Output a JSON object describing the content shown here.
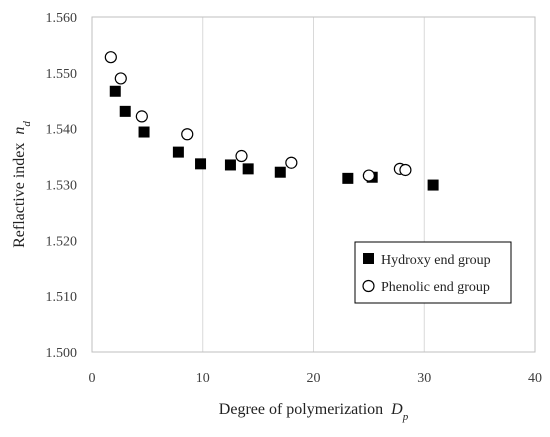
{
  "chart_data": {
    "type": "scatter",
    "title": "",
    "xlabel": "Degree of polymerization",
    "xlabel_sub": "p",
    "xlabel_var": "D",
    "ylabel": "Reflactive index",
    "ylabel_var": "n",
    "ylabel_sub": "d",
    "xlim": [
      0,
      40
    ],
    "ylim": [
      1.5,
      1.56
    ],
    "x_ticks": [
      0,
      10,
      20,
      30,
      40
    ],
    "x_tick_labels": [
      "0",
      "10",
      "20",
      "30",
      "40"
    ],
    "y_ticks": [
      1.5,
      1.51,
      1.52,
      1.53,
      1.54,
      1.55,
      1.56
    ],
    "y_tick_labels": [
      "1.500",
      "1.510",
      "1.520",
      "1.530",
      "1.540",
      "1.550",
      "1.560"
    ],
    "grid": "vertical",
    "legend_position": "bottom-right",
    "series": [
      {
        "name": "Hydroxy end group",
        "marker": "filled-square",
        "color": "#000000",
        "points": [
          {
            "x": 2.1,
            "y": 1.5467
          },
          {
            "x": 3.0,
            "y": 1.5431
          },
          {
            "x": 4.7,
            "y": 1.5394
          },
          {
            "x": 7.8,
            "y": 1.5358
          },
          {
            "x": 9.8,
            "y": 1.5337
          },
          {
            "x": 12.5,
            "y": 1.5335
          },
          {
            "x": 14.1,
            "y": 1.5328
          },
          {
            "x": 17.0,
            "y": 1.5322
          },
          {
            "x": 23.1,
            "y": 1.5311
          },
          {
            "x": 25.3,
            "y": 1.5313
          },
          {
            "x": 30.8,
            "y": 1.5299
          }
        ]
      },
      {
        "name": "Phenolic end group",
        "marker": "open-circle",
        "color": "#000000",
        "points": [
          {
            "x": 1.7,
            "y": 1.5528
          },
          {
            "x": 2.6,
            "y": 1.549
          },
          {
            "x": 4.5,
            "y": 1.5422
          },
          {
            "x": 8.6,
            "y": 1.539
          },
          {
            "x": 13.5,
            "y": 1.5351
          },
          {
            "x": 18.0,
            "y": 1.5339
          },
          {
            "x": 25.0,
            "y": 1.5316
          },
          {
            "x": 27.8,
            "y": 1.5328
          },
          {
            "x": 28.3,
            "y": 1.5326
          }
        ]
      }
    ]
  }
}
---
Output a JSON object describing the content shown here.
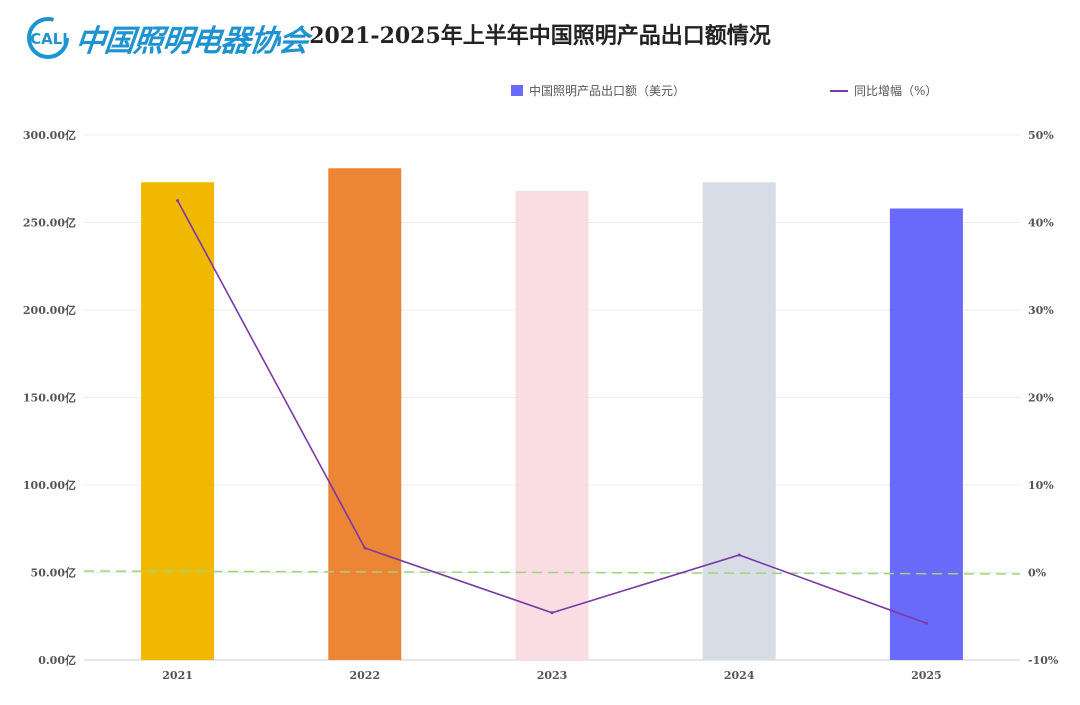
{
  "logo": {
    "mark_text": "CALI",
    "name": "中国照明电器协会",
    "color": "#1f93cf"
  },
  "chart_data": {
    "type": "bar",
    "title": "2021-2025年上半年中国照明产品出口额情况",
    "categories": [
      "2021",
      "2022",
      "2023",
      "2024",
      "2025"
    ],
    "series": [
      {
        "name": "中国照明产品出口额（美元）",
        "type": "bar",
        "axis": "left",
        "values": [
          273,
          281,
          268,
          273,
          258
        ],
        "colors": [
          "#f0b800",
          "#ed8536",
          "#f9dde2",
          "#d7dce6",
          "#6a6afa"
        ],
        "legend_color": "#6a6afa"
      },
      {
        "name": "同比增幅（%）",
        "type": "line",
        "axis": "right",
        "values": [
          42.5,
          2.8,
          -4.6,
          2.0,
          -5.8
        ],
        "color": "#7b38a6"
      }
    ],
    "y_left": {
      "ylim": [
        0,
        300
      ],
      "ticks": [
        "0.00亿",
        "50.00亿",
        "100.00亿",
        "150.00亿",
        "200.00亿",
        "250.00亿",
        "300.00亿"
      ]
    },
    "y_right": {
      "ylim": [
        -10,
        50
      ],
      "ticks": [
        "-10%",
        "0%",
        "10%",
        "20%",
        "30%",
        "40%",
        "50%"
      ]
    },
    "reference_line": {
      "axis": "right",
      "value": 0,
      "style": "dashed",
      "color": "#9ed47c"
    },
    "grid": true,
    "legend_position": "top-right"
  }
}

TASK BRIEF:
Identify the lines above with the word "marker". Copy them.

RESULT FOR THIS EXERCISE:
        "marker": "filled-square",
        "marker": "open-circle",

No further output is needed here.